- **Work to complete**
Track down each line that has the word "JSON" and copy it.

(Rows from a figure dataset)
----------

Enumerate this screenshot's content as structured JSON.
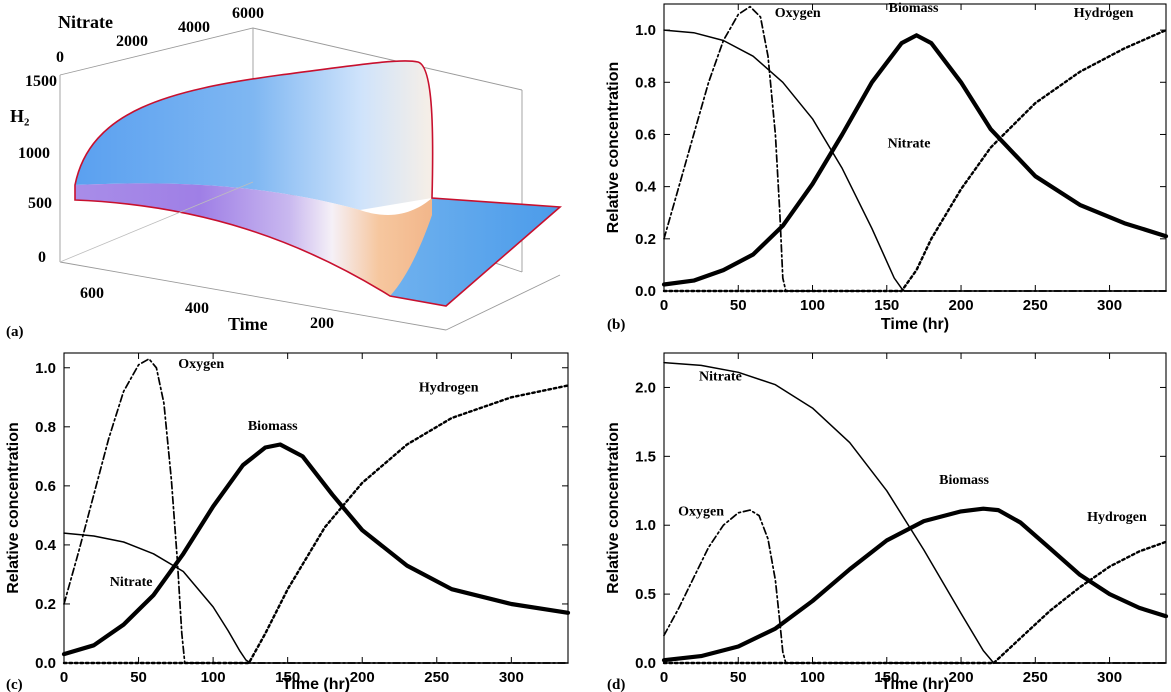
{
  "panel_a": {
    "letter": "(a)",
    "axes": {
      "x_label": "Time",
      "y_label": "Nitrate",
      "z_label": "H₂"
    },
    "x_ticks": [
      "600",
      "400",
      "200"
    ],
    "y_ticks": [
      "0",
      "2000",
      "4000",
      "6000"
    ],
    "z_ticks": [
      "1500",
      "1000",
      "500",
      "0"
    ],
    "surface_colors": {
      "edge": "#c8102e",
      "blue": "#4d9de8",
      "violet": "#9a6ee8",
      "peach": "#f4b98a",
      "white": "#ffffff"
    }
  },
  "chart_data": [
    {
      "panel": "(b)",
      "type": "line",
      "xlabel": "Time (hr)",
      "ylabel": "Relative concentration",
      "xlim": [
        0,
        338
      ],
      "ylim": [
        0,
        1.1
      ],
      "xticks": [
        0,
        50,
        100,
        150,
        200,
        250,
        300
      ],
      "yticks": [
        "0.0",
        "0.2",
        "0.4",
        "0.6",
        "0.8",
        "1.0"
      ],
      "series": [
        {
          "name": "Oxygen",
          "style": "dashdot",
          "x": [
            0,
            10,
            20,
            30,
            40,
            50,
            58,
            65,
            70,
            75,
            78,
            80,
            82,
            338
          ],
          "y": [
            0.2,
            0.4,
            0.6,
            0.8,
            0.96,
            1.06,
            1.09,
            1.05,
            0.9,
            0.6,
            0.3,
            0.05,
            0,
            0
          ]
        },
        {
          "name": "Nitrate",
          "style": "thin",
          "x": [
            0,
            20,
            40,
            60,
            80,
            100,
            120,
            140,
            155,
            160,
            162,
            338
          ],
          "y": [
            1.0,
            0.99,
            0.96,
            0.9,
            0.8,
            0.66,
            0.47,
            0.24,
            0.05,
            0.01,
            0,
            0
          ]
        },
        {
          "name": "Biomass",
          "style": "thick",
          "x": [
            0,
            20,
            40,
            60,
            80,
            100,
            120,
            140,
            160,
            170,
            180,
            200,
            220,
            250,
            280,
            310,
            338
          ],
          "y": [
            0.025,
            0.04,
            0.08,
            0.14,
            0.25,
            0.41,
            0.6,
            0.8,
            0.95,
            0.98,
            0.95,
            0.8,
            0.62,
            0.44,
            0.33,
            0.26,
            0.21
          ]
        },
        {
          "name": "Hydrogen",
          "style": "dotted",
          "x": [
            0,
            160,
            170,
            180,
            200,
            220,
            250,
            280,
            310,
            338
          ],
          "y": [
            0,
            0,
            0.08,
            0.2,
            0.39,
            0.55,
            0.72,
            0.84,
            0.93,
            1.0
          ]
        }
      ],
      "annotations": [
        {
          "text": "Oxygen",
          "x": 90,
          "y": 1.05
        },
        {
          "text": "Biomass",
          "x": 168,
          "y": 1.07
        },
        {
          "text": "Hydrogen",
          "x": 296,
          "y": 1.05
        },
        {
          "text": "Nitrate",
          "x": 165,
          "y": 0.55
        }
      ]
    },
    {
      "panel": "(c)",
      "type": "line",
      "xlabel": "Time (hr)",
      "ylabel": "Relative concentration",
      "xlim": [
        0,
        338
      ],
      "ylim": [
        0,
        1.05
      ],
      "xticks": [
        0,
        50,
        100,
        150,
        200,
        250,
        300
      ],
      "yticks": [
        "0.0",
        "0.2",
        "0.4",
        "0.6",
        "0.8",
        "1.0"
      ],
      "series": [
        {
          "name": "Oxygen",
          "style": "dashdot",
          "x": [
            0,
            10,
            20,
            30,
            40,
            50,
            57,
            62,
            67,
            72,
            76,
            79,
            81,
            338
          ],
          "y": [
            0.2,
            0.38,
            0.57,
            0.76,
            0.92,
            1.01,
            1.03,
            1.0,
            0.88,
            0.62,
            0.35,
            0.1,
            0,
            0
          ]
        },
        {
          "name": "Nitrate",
          "style": "thin",
          "x": [
            0,
            20,
            40,
            60,
            80,
            100,
            110,
            118,
            122,
            125,
            338
          ],
          "y": [
            0.44,
            0.43,
            0.41,
            0.37,
            0.31,
            0.19,
            0.11,
            0.04,
            0.01,
            0,
            0
          ]
        },
        {
          "name": "Biomass",
          "style": "thick",
          "x": [
            0,
            20,
            40,
            60,
            80,
            100,
            120,
            135,
            145,
            160,
            180,
            200,
            230,
            260,
            300,
            338
          ],
          "y": [
            0.03,
            0.06,
            0.13,
            0.23,
            0.37,
            0.53,
            0.67,
            0.73,
            0.74,
            0.7,
            0.57,
            0.45,
            0.33,
            0.25,
            0.2,
            0.17
          ]
        },
        {
          "name": "Hydrogen",
          "style": "dotted",
          "x": [
            0,
            124,
            135,
            150,
            175,
            200,
            230,
            260,
            300,
            338
          ],
          "y": [
            0,
            0,
            0.1,
            0.25,
            0.46,
            0.61,
            0.74,
            0.83,
            0.9,
            0.94
          ]
        }
      ],
      "annotations": [
        {
          "text": "Oxygen",
          "x": 92,
          "y": 1.0
        },
        {
          "text": "Biomass",
          "x": 140,
          "y": 0.79
        },
        {
          "text": "Hydrogen",
          "x": 258,
          "y": 0.92
        },
        {
          "text": "Nitrate",
          "x": 45,
          "y": 0.26
        }
      ]
    },
    {
      "panel": "(d)",
      "type": "line",
      "xlabel": "Time (hr)",
      "ylabel": "Relative concentration",
      "xlim": [
        0,
        338
      ],
      "ylim": [
        0,
        2.25
      ],
      "xticks": [
        0,
        50,
        100,
        150,
        200,
        250,
        300
      ],
      "yticks": [
        "0.0",
        "0.5",
        "1.0",
        "1.5",
        "2.0"
      ],
      "series": [
        {
          "name": "Oxygen",
          "style": "dashdot",
          "x": [
            0,
            10,
            20,
            30,
            40,
            50,
            58,
            64,
            70,
            75,
            78,
            80,
            82,
            338
          ],
          "y": [
            0.2,
            0.4,
            0.62,
            0.84,
            1.0,
            1.09,
            1.11,
            1.07,
            0.9,
            0.6,
            0.3,
            0.08,
            0,
            0
          ]
        },
        {
          "name": "Nitrate",
          "style": "thin",
          "x": [
            0,
            25,
            50,
            75,
            100,
            125,
            150,
            175,
            200,
            215,
            222,
            338
          ],
          "y": [
            2.18,
            2.16,
            2.11,
            2.02,
            1.85,
            1.6,
            1.25,
            0.82,
            0.36,
            0.09,
            0,
            0
          ]
        },
        {
          "name": "Biomass",
          "style": "thick",
          "x": [
            0,
            25,
            50,
            75,
            100,
            125,
            150,
            175,
            200,
            215,
            225,
            240,
            260,
            280,
            300,
            320,
            338
          ],
          "y": [
            0.02,
            0.05,
            0.12,
            0.25,
            0.45,
            0.68,
            0.89,
            1.03,
            1.1,
            1.12,
            1.11,
            1.02,
            0.83,
            0.64,
            0.5,
            0.4,
            0.34
          ]
        },
        {
          "name": "Hydrogen",
          "style": "dotted",
          "x": [
            0,
            222,
            240,
            260,
            280,
            300,
            320,
            338
          ],
          "y": [
            0,
            0,
            0.18,
            0.38,
            0.55,
            0.7,
            0.81,
            0.88
          ]
        }
      ],
      "annotations": [
        {
          "text": "Nitrate",
          "x": 38,
          "y": 2.05
        },
        {
          "text": "Biomass",
          "x": 202,
          "y": 1.3
        },
        {
          "text": "Hydrogen",
          "x": 305,
          "y": 1.03
        },
        {
          "text": "Oxygen",
          "x": 25,
          "y": 1.07
        }
      ]
    }
  ]
}
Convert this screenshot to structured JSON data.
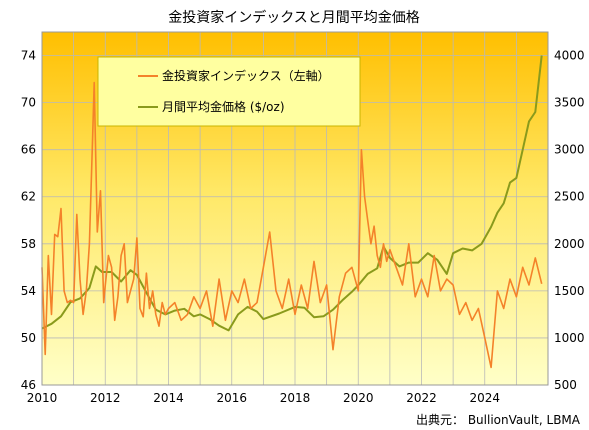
{
  "chart_data": {
    "type": "line",
    "title": "金投資家インデックスと月間平均金価格",
    "source": "出典元： BullionVault, LBMA",
    "legend_position": "top-left",
    "grid": true,
    "x_axis": {
      "range": [
        2010,
        2026
      ],
      "ticks": [
        "2010",
        "2012",
        "2014",
        "2016",
        "2018",
        "2020",
        "2022",
        "2024"
      ]
    },
    "y_left": {
      "range": [
        46,
        76
      ],
      "ticks": [
        "46",
        "50",
        "54",
        "58",
        "62",
        "66",
        "70",
        "74"
      ]
    },
    "y_right": {
      "range": [
        500,
        4250
      ],
      "ticks": [
        "500",
        "1000",
        "1500",
        "2000",
        "2500",
        "3000",
        "3500",
        "4000"
      ]
    },
    "series": [
      {
        "name": "金投資家インデックス（左軸）",
        "axis": "left",
        "color": "#f4822a",
        "x": [
          2010.0,
          2010.1,
          2010.2,
          2010.3,
          2010.4,
          2010.5,
          2010.6,
          2010.7,
          2010.8,
          2010.9,
          2011.0,
          2011.1,
          2011.2,
          2011.3,
          2011.4,
          2011.5,
          2011.6,
          2011.65,
          2011.75,
          2011.85,
          2011.95,
          2012.0,
          2012.1,
          2012.2,
          2012.3,
          2012.4,
          2012.5,
          2012.6,
          2012.7,
          2012.8,
          2012.9,
          2013.0,
          2013.1,
          2013.2,
          2013.3,
          2013.4,
          2013.5,
          2013.6,
          2013.7,
          2013.8,
          2013.9,
          2014.0,
          2014.2,
          2014.4,
          2014.6,
          2014.8,
          2015.0,
          2015.2,
          2015.4,
          2015.6,
          2015.8,
          2016.0,
          2016.2,
          2016.4,
          2016.6,
          2016.8,
          2017.0,
          2017.2,
          2017.4,
          2017.6,
          2017.8,
          2018.0,
          2018.2,
          2018.4,
          2018.6,
          2018.8,
          2019.0,
          2019.2,
          2019.4,
          2019.6,
          2019.8,
          2020.0,
          2020.1,
          2020.2,
          2020.3,
          2020.4,
          2020.5,
          2020.6,
          2020.7,
          2020.8,
          2020.9,
          2021.0,
          2021.2,
          2021.4,
          2021.6,
          2021.8,
          2022.0,
          2022.2,
          2022.4,
          2022.6,
          2022.8,
          2023.0,
          2023.2,
          2023.4,
          2023.6,
          2023.8,
          2024.0,
          2024.2,
          2024.4,
          2024.6,
          2024.8,
          2025.0,
          2025.2,
          2025.4,
          2025.6,
          2025.8
        ],
        "values": [
          56.0,
          48.6,
          57.0,
          52.0,
          58.8,
          58.6,
          61.0,
          54.0,
          53.0,
          53.2,
          53.0,
          60.5,
          55.0,
          52.0,
          54.0,
          58.0,
          67.0,
          71.7,
          59.0,
          62.5,
          53.0,
          54.5,
          57.0,
          56.0,
          51.5,
          53.5,
          57.0,
          58.0,
          53.0,
          54.0,
          55.0,
          58.5,
          52.5,
          51.8,
          55.5,
          52.5,
          54.0,
          52.0,
          51.0,
          53.0,
          52.0,
          52.5,
          53.0,
          51.5,
          52.0,
          53.5,
          52.5,
          54.0,
          51.0,
          55.0,
          51.5,
          54.0,
          53.0,
          55.0,
          52.5,
          53.0,
          56.0,
          59.0,
          54.0,
          52.5,
          55.0,
          52.0,
          54.5,
          52.5,
          56.5,
          53.0,
          54.5,
          49.0,
          53.5,
          55.5,
          56.0,
          54.0,
          66.0,
          62.0,
          60.0,
          58.0,
          59.5,
          57.0,
          56.0,
          58.0,
          56.5,
          57.5,
          56.0,
          54.5,
          58.0,
          53.5,
          55.0,
          53.5,
          57.0,
          54.0,
          55.0,
          54.5,
          52.0,
          53.0,
          51.5,
          52.5,
          50.0,
          47.5,
          54.0,
          52.5,
          55.0,
          53.5,
          56.0,
          54.5,
          56.8,
          54.6
        ]
      },
      {
        "name": "月間平均金価格 ($/oz)",
        "axis": "right",
        "color": "#8a9a1c",
        "x": [
          2010.0,
          2010.3,
          2010.6,
          2010.9,
          2011.2,
          2011.5,
          2011.7,
          2011.9,
          2012.2,
          2012.5,
          2012.8,
          2013.0,
          2013.3,
          2013.6,
          2013.9,
          2014.2,
          2014.5,
          2014.8,
          2015.0,
          2015.3,
          2015.6,
          2015.9,
          2016.2,
          2016.5,
          2016.8,
          2017.0,
          2017.5,
          2018.0,
          2018.3,
          2018.6,
          2018.9,
          2019.2,
          2019.5,
          2019.8,
          2020.0,
          2020.3,
          2020.6,
          2020.8,
          2021.0,
          2021.3,
          2021.6,
          2021.9,
          2022.2,
          2022.5,
          2022.8,
          2023.0,
          2023.3,
          2023.6,
          2023.9,
          2024.2,
          2024.4,
          2024.6,
          2024.8,
          2025.0,
          2025.2,
          2025.4,
          2025.6,
          2025.8
        ],
        "values": [
          1100,
          1150,
          1230,
          1380,
          1420,
          1530,
          1760,
          1700,
          1700,
          1600,
          1720,
          1670,
          1480,
          1300,
          1250,
          1290,
          1310,
          1230,
          1250,
          1200,
          1130,
          1080,
          1250,
          1330,
          1280,
          1200,
          1260,
          1330,
          1320,
          1220,
          1230,
          1300,
          1400,
          1490,
          1560,
          1680,
          1740,
          1970,
          1850,
          1760,
          1800,
          1800,
          1900,
          1830,
          1680,
          1900,
          1950,
          1930,
          2000,
          2180,
          2330,
          2430,
          2650,
          2700,
          3000,
          3300,
          3400,
          4000
        ]
      }
    ]
  }
}
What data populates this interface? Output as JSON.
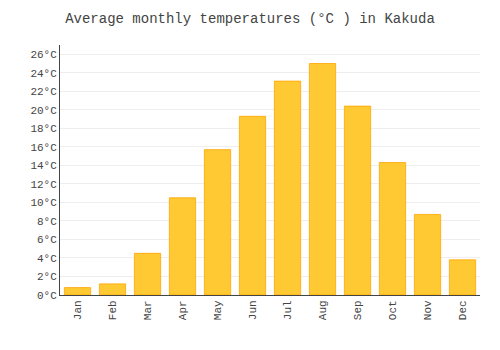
{
  "chart_data": {
    "type": "bar",
    "title": "Average monthly temperatures (°C ) in Kakuda",
    "categories": [
      "Jan",
      "Feb",
      "Mar",
      "Apr",
      "May",
      "Jun",
      "Jul",
      "Aug",
      "Sep",
      "Oct",
      "Nov",
      "Dec"
    ],
    "values": [
      0.8,
      1.2,
      4.5,
      10.5,
      15.7,
      19.3,
      23.1,
      25.0,
      20.4,
      14.3,
      8.7,
      3.8
    ],
    "color": "#FFC933",
    "ylim": [
      0,
      27
    ],
    "yticks": [
      {
        "value": 0,
        "label": "0°C"
      },
      {
        "value": 2,
        "label": "2°C"
      },
      {
        "value": 4,
        "label": "4°C"
      },
      {
        "value": 6,
        "label": "6°C"
      },
      {
        "value": 8,
        "label": "8°C"
      },
      {
        "value": 10,
        "label": "10°C"
      },
      {
        "value": 12,
        "label": "12°C"
      },
      {
        "value": 14,
        "label": "14°C"
      },
      {
        "value": 16,
        "label": "16°C"
      },
      {
        "value": 18,
        "label": "18°C"
      },
      {
        "value": 20,
        "label": "20°C"
      },
      {
        "value": 22,
        "label": "22°C"
      },
      {
        "value": 24,
        "label": "24°C"
      },
      {
        "value": 26,
        "label": "26°C"
      }
    ],
    "grid": true
  }
}
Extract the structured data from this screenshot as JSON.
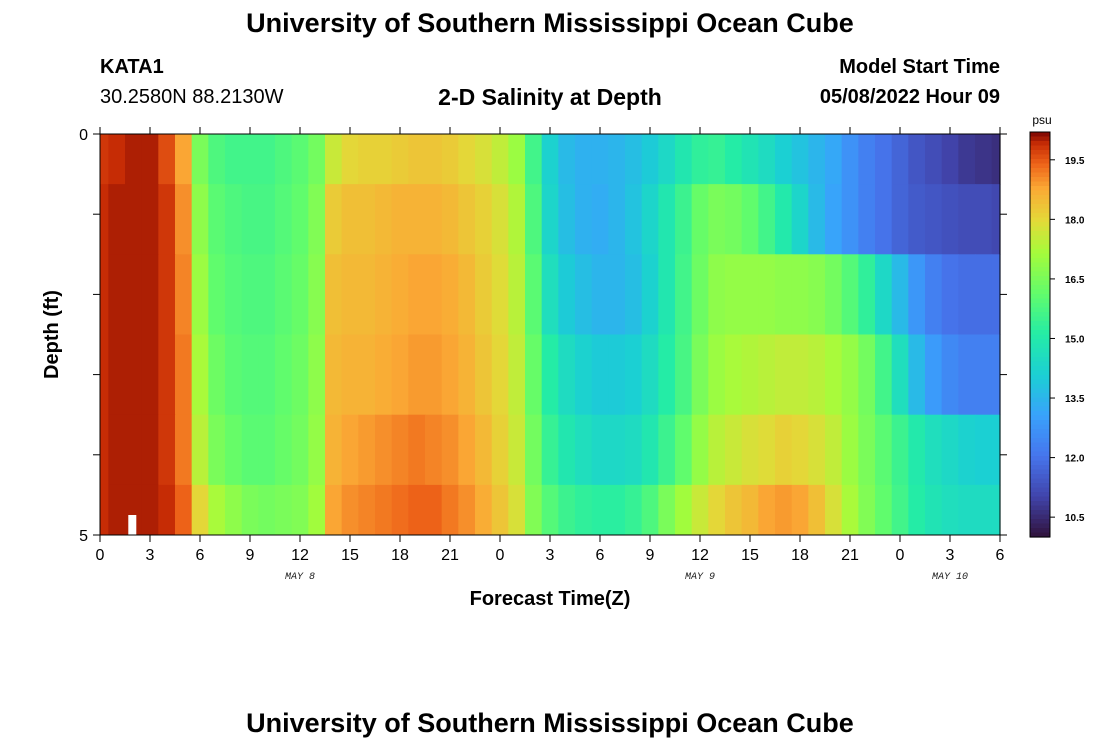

----------

- **Correct result**
Enumerate this screenshot's content as structured JSON.
Convert this screenshot to structured JSON data.
What data populates this interface? Output as JSON.
Extract the structured data from this screenshot as JSON.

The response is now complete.